Rows from a dataset:
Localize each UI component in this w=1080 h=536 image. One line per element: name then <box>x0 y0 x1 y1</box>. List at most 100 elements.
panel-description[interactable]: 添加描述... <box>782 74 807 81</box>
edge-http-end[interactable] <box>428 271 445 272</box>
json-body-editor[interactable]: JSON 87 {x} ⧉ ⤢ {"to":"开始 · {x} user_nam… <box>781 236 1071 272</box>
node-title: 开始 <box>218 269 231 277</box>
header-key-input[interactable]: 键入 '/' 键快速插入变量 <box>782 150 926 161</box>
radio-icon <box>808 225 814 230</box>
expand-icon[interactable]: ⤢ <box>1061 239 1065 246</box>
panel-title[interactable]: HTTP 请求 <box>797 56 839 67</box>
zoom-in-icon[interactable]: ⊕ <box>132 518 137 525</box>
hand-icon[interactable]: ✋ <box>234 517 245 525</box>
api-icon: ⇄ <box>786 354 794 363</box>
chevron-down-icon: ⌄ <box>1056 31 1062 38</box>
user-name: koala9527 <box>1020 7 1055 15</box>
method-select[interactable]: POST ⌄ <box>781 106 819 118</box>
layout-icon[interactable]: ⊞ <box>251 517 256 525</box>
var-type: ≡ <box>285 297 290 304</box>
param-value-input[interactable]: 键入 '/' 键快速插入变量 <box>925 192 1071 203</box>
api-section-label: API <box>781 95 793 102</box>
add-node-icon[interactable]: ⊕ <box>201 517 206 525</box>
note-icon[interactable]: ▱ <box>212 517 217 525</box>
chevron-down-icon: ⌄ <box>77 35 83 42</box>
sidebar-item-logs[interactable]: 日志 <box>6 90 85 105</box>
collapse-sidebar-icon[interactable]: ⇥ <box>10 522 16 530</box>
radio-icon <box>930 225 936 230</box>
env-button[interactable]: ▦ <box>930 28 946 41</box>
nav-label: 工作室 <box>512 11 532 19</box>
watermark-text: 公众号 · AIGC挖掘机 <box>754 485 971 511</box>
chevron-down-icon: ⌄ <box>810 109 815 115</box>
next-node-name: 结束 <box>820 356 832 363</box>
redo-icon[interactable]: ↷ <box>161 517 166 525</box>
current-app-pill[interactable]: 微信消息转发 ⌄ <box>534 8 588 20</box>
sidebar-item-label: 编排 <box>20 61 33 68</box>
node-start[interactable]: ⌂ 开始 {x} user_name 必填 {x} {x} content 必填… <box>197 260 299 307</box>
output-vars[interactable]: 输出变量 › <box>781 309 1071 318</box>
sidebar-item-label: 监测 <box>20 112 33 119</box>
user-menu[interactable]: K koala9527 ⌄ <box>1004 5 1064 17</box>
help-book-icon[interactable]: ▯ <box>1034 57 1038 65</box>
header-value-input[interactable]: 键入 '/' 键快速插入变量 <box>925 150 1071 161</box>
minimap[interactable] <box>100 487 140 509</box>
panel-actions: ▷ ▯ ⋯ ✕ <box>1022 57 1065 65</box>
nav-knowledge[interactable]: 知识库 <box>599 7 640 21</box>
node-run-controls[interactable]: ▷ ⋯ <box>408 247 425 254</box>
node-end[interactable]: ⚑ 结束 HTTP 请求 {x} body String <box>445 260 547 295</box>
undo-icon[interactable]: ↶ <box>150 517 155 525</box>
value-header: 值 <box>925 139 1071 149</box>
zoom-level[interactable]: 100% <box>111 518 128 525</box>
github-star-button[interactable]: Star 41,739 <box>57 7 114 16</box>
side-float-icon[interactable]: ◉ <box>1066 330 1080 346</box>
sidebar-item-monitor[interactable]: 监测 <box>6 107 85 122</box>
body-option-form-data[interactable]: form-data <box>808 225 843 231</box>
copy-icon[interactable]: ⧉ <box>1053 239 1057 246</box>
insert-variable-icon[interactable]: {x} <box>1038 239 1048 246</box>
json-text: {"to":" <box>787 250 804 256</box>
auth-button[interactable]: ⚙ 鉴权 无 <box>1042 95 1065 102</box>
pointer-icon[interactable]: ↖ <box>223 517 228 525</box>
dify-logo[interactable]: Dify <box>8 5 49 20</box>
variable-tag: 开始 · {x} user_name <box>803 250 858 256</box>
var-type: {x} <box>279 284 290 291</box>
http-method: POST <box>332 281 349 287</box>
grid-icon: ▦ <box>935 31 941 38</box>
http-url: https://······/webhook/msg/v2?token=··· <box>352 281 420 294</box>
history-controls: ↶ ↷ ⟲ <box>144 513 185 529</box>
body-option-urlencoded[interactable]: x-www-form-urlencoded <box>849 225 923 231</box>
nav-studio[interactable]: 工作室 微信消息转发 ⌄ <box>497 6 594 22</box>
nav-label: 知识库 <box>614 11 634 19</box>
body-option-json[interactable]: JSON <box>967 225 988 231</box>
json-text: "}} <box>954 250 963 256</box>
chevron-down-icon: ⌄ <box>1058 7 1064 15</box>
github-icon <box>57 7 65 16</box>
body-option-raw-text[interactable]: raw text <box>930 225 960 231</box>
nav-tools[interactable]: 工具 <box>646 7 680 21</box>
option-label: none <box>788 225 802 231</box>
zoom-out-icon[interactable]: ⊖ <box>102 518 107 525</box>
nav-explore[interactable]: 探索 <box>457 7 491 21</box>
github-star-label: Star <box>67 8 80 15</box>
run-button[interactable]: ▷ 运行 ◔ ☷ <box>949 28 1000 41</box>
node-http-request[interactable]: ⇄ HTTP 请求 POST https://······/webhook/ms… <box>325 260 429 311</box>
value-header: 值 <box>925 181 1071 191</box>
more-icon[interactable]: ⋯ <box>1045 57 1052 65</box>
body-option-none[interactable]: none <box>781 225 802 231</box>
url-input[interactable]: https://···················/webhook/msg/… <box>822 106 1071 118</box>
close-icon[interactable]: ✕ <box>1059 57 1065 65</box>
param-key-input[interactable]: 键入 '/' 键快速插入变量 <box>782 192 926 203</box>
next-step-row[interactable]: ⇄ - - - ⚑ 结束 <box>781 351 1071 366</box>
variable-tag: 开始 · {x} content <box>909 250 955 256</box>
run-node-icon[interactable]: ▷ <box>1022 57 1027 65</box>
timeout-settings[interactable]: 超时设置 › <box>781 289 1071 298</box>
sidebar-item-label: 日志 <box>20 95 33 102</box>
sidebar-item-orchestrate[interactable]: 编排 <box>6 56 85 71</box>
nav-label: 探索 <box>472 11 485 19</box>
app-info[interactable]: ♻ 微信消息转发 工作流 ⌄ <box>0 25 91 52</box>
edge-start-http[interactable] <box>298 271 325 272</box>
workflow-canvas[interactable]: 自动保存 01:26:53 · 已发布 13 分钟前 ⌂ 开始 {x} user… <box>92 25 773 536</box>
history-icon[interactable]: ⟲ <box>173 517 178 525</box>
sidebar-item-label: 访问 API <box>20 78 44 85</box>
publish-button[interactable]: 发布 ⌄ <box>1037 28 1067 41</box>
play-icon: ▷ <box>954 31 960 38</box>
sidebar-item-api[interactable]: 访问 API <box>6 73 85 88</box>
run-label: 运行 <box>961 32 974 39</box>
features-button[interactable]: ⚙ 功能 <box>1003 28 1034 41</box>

## AIM
Please switch "chevron-down-icon" to "caret-down-icon" everywhere it occurs in the material above, then write out all the lines again with nothing else changed.

## RESULT OF THE EXERCISE
Localize each UI component in this w=1080 h=536 image. One line per element: name then <box>x0 y0 x1 y1</box>. List at most 100 elements.
panel-description[interactable]: 添加描述... <box>782 74 807 81</box>
edge-http-end[interactable] <box>428 271 445 272</box>
json-body-editor[interactable]: JSON 87 {x} ⧉ ⤢ {"to":"开始 · {x} user_nam… <box>781 236 1071 272</box>
node-title: 开始 <box>218 269 231 277</box>
header-key-input[interactable]: 键入 '/' 键快速插入变量 <box>782 150 926 161</box>
radio-icon <box>808 225 814 230</box>
expand-icon[interactable]: ⤢ <box>1061 239 1065 246</box>
panel-title[interactable]: HTTP 请求 <box>797 56 839 67</box>
zoom-in-icon[interactable]: ⊕ <box>132 518 137 525</box>
hand-icon[interactable]: ✋ <box>234 517 245 525</box>
api-icon: ⇄ <box>786 354 794 363</box>
caret-down-icon: ⌄ <box>1056 31 1062 38</box>
user-name: koala9527 <box>1020 7 1055 15</box>
method-select[interactable]: POST ⌄ <box>781 106 819 118</box>
layout-icon[interactable]: ⊞ <box>251 517 256 525</box>
var-type: ≡ <box>285 297 290 304</box>
param-value-input[interactable]: 键入 '/' 键快速插入变量 <box>925 192 1071 203</box>
api-section-label: API <box>781 95 793 102</box>
add-node-icon[interactable]: ⊕ <box>201 517 206 525</box>
note-icon[interactable]: ▱ <box>212 517 217 525</box>
caret-down-icon: ⌄ <box>77 35 83 42</box>
sidebar-item-logs[interactable]: 日志 <box>6 90 85 105</box>
collapse-sidebar-icon[interactable]: ⇥ <box>10 522 16 530</box>
radio-icon <box>930 225 936 230</box>
env-button[interactable]: ▦ <box>930 28 946 41</box>
nav-label: 工作室 <box>512 11 532 19</box>
watermark-text: 公众号 · AIGC挖掘机 <box>754 485 971 511</box>
caret-down-icon: ⌄ <box>810 109 815 115</box>
next-node-name: 结束 <box>820 356 832 363</box>
redo-icon[interactable]: ↷ <box>161 517 166 525</box>
current-app-pill[interactable]: 微信消息转发 ⌄ <box>534 8 588 20</box>
sidebar-item-label: 编排 <box>20 61 33 68</box>
node-start[interactable]: ⌂ 开始 {x} user_name 必填 {x} {x} content 必填… <box>197 260 299 307</box>
output-vars[interactable]: 输出变量 › <box>781 309 1071 318</box>
sidebar-item-label: 监测 <box>20 112 33 119</box>
user-menu[interactable]: K koala9527 ⌄ <box>1004 5 1064 17</box>
help-book-icon[interactable]: ▯ <box>1034 57 1038 65</box>
header-value-input[interactable]: 键入 '/' 键快速插入变量 <box>925 150 1071 161</box>
minimap[interactable] <box>100 487 140 509</box>
panel-actions: ▷ ▯ ⋯ ✕ <box>1022 57 1065 65</box>
nav-knowledge[interactable]: 知识库 <box>599 7 640 21</box>
node-run-controls[interactable]: ▷ ⋯ <box>408 247 425 254</box>
node-end[interactable]: ⚑ 结束 HTTP 请求 {x} body String <box>445 260 547 295</box>
undo-icon[interactable]: ↶ <box>150 517 155 525</box>
value-header: 值 <box>925 139 1071 149</box>
zoom-level[interactable]: 100% <box>111 518 128 525</box>
github-star-button[interactable]: Star 41,739 <box>57 7 114 16</box>
side-float-icon[interactable]: ◉ <box>1066 330 1080 346</box>
sidebar-item-monitor[interactable]: 监测 <box>6 107 85 122</box>
body-option-form-data[interactable]: form-data <box>808 225 843 231</box>
copy-icon[interactable]: ⧉ <box>1053 239 1057 246</box>
insert-variable-icon[interactable]: {x} <box>1038 239 1048 246</box>
json-text: {"to":" <box>787 250 804 256</box>
auth-button[interactable]: ⚙ 鉴权 无 <box>1042 95 1065 102</box>
pointer-icon[interactable]: ↖ <box>223 517 228 525</box>
dify-logo[interactable]: Dify <box>8 5 49 20</box>
variable-tag: 开始 · {x} user_name <box>803 250 858 256</box>
var-type: {x} <box>279 284 290 291</box>
http-method: POST <box>332 281 349 287</box>
grid-icon: ▦ <box>935 31 941 38</box>
http-url: https://······/webhook/msg/v2?token=··· <box>352 281 420 294</box>
history-controls: ↶ ↷ ⟲ <box>144 513 185 529</box>
body-option-urlencoded[interactable]: x-www-form-urlencoded <box>849 225 923 231</box>
nav-studio[interactable]: 工作室 微信消息转发 ⌄ <box>497 6 594 22</box>
nav-label: 知识库 <box>614 11 634 19</box>
body-option-json[interactable]: JSON <box>967 225 988 231</box>
json-text: "}} <box>954 250 963 256</box>
caret-down-icon: ⌄ <box>1058 7 1064 15</box>
github-icon <box>57 7 65 16</box>
body-option-raw-text[interactable]: raw text <box>930 225 960 231</box>
nav-tools[interactable]: 工具 <box>646 7 680 21</box>
option-label: none <box>788 225 802 231</box>
zoom-out-icon[interactable]: ⊖ <box>102 518 107 525</box>
nav-explore[interactable]: 探索 <box>457 7 491 21</box>
github-star-label: Star <box>67 8 80 15</box>
run-button[interactable]: ▷ 运行 ◔ ☷ <box>949 28 1000 41</box>
node-http-request[interactable]: ⇄ HTTP 请求 POST https://······/webhook/ms… <box>325 260 429 311</box>
value-header: 值 <box>925 181 1071 191</box>
more-icon[interactable]: ⋯ <box>1045 57 1052 65</box>
body-option-none[interactable]: none <box>781 225 802 231</box>
url-input[interactable]: https://···················/webhook/msg/… <box>822 106 1071 118</box>
close-icon[interactable]: ✕ <box>1059 57 1065 65</box>
param-key-input[interactable]: 键入 '/' 键快速插入变量 <box>782 192 926 203</box>
next-step-row[interactable]: ⇄ - - - ⚑ 结束 <box>781 351 1071 366</box>
variable-tag: 开始 · {x} content <box>909 250 955 256</box>
run-node-icon[interactable]: ▷ <box>1022 57 1027 65</box>
timeout-settings[interactable]: 超时设置 › <box>781 289 1071 298</box>
sidebar-item-label: 日志 <box>20 95 33 102</box>
sidebar-item-orchestrate[interactable]: 编排 <box>6 56 85 71</box>
nav-label: 探索 <box>472 11 485 19</box>
app-info[interactable]: ♻ 微信消息转发 工作流 ⌄ <box>0 25 91 52</box>
edge-start-http[interactable] <box>298 271 325 272</box>
workflow-canvas[interactable]: 自动保存 01:26:53 · 已发布 13 分钟前 ⌂ 开始 {x} user… <box>92 25 773 536</box>
history-icon[interactable]: ⟲ <box>173 517 178 525</box>
sidebar-item-label: 访问 API <box>20 78 44 85</box>
publish-button[interactable]: 发布 ⌄ <box>1037 28 1067 41</box>
play-icon: ▷ <box>954 31 960 38</box>
sidebar-item-api[interactable]: 访问 API <box>6 73 85 88</box>
run-label: 运行 <box>961 32 974 39</box>
features-button[interactable]: ⚙ 功能 <box>1003 28 1034 41</box>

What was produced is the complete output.